Source passage below:

The golden Elkes also take us back to the earliest period of Baselitz’s work, when he was making figure paintings against both socialist realism and abstraction. His work took on a mannered look, deliberately laboured and ugly, unnaturalistic, deformed and morally ambiguous. Die Große Nacht im Eimer, a painting of a grim stunted figure who appears to be masturbating, caused a scandal when it was shown at the Werner & Katze Galerie in West Berlin in 1963. When Baselitz and his dealer, Michael Werner, appealed against their prosecution for obscenity, the public prosecutor petitioned (unsuccessfully) for the painting to be destroyed – an astonishing move, considering the Nazi destruction of modern art just two decades earlier.
This was the history that counted: the Nazi attack on ‘degenerate’ art before the war, and the continued presence of this anti-modernist impulse in the postwar era. Baselitz staged a leap into what he called ‘pure’ painting; it was also a leap into the past. ‘The most important thing for me,’ he said in one interview, ‘was to feel a sense of the avant-garde, the destruction of pictures of the past.’ He picked up Hans Prinzhorn’s study Bildnerei der Geisteskranken (Artistry of the Mentally Ill), documenting a collection of what was later called outsider art, formed while Prinzhorn was working at the psychiatric clinic of Heidelberg University. It was a book especially hated by the Nazis, and a vade-mecum for those who wanted to know what un-German, degenerate art looked like. Baselitz also found a historical anchor in Mannerist painting, with its physical distortions and heightened palettes – ‘a tangle of tendrils and artifices, coldness and devotion’, as he put it in a 1961 manifesto written with the painter Eugen Schönebeck.
Baselitz did not make overtly political art. He felt that what mattered in painting existed on a deeper level than subject or style. His ‘degenerate’ work was not only a means of compensating for the paintings that were confiscated, pilloried and destroyed by the Third Reich, but a way of returning dignity to ordinary bodies, bodies that age and sag and look nothing like the heroic forms of antiquity or Nazi racial theory. The golden Elkes confirm that Baselitz devoted himself to showing the body – obdurately, directly, entertainingly – being reshaped by the catastrophe of ageing. In so doing, he staged one of the most sustained protests in the history of art.

End of Source passage.

Task prompt: Please return the portion of the passage on Baselitz starting with "The golden Elkes also" and going on through "two decades earlier.", copied word for word.

Information provided below:

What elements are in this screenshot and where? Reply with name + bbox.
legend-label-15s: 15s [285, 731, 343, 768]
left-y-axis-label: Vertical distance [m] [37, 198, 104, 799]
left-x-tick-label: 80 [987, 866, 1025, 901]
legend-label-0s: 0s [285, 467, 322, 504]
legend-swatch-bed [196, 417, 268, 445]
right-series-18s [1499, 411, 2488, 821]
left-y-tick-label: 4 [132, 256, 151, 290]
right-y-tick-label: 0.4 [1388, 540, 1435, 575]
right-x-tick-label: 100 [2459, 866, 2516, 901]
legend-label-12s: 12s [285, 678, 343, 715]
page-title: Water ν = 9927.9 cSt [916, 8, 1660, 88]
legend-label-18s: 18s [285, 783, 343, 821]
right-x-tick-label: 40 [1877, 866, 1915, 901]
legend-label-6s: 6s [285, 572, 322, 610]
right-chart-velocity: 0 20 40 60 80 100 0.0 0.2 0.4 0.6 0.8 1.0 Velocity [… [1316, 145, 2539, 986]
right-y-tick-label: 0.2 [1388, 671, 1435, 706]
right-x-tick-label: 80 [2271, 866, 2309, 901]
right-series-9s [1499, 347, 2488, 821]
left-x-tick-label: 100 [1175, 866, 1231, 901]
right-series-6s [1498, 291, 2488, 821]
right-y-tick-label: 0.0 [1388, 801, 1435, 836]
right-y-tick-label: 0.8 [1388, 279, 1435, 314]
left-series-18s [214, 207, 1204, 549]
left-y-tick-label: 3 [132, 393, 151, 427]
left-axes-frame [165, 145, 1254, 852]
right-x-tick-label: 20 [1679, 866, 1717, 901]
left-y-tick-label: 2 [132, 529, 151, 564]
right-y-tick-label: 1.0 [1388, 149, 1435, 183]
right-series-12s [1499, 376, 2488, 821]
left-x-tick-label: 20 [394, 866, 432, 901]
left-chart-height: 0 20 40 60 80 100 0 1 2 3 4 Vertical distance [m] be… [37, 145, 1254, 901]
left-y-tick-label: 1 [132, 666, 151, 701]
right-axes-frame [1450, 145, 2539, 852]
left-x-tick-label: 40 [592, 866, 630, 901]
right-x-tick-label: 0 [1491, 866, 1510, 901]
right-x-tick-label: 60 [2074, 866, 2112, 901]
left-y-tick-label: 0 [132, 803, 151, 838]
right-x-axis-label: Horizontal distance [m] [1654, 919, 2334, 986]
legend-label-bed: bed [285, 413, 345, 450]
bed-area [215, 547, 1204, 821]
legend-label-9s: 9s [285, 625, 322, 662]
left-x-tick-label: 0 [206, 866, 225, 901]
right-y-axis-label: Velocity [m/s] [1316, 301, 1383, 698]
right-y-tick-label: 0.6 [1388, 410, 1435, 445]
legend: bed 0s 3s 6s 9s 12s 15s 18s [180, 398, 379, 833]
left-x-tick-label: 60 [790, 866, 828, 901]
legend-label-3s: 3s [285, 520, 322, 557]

End of Information provided.

Finished exercise:
The golden Elkes also take us back to the earliest period of Baselitz’s work, when he was making figure paintings against both socialist realism and abstraction. His work took on a mannered look, deliberately laboured and ugly, unnaturalistic, deformed and morally ambiguous. Die Große Nacht im Eimer, a painting of a grim stunted figure who appears to be masturbating, caused a scandal when it was shown at the Werner & Katze Galerie in West Berlin in 1963. When Baselitz and his dealer, Michael Werner, appealed against their prosecution for obscenity, the public prosecutor petitioned (unsuccessfully) for the painting to be destroyed – an astonishing move, considering the Nazi destruction of modern art just two decades earlier.